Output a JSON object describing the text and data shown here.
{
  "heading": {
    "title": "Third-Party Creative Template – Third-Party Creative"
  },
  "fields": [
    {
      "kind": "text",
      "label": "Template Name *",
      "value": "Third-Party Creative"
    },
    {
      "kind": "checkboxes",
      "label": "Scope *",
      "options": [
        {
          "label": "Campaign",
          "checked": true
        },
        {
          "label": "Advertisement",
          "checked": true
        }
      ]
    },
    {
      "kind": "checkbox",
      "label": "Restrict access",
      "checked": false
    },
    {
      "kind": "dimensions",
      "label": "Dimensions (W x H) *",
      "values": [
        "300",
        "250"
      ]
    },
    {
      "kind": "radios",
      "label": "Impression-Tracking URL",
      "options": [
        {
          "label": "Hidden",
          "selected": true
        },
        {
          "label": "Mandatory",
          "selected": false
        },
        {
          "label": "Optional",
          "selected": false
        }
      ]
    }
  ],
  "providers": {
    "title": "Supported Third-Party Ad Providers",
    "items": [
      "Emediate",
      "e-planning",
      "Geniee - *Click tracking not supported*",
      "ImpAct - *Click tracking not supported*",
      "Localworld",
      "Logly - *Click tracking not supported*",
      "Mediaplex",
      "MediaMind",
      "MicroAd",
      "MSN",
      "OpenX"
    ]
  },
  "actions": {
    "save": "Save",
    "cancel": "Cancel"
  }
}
☆ ☆ ☆ ☆
= Exercise instructions =
Isolate the lines above that contain the word "Creative" and copy them.

= Task result =
    "title": "Third-Party Creative Template – Third-Party Creative"
      "value": "Third-Party Creative"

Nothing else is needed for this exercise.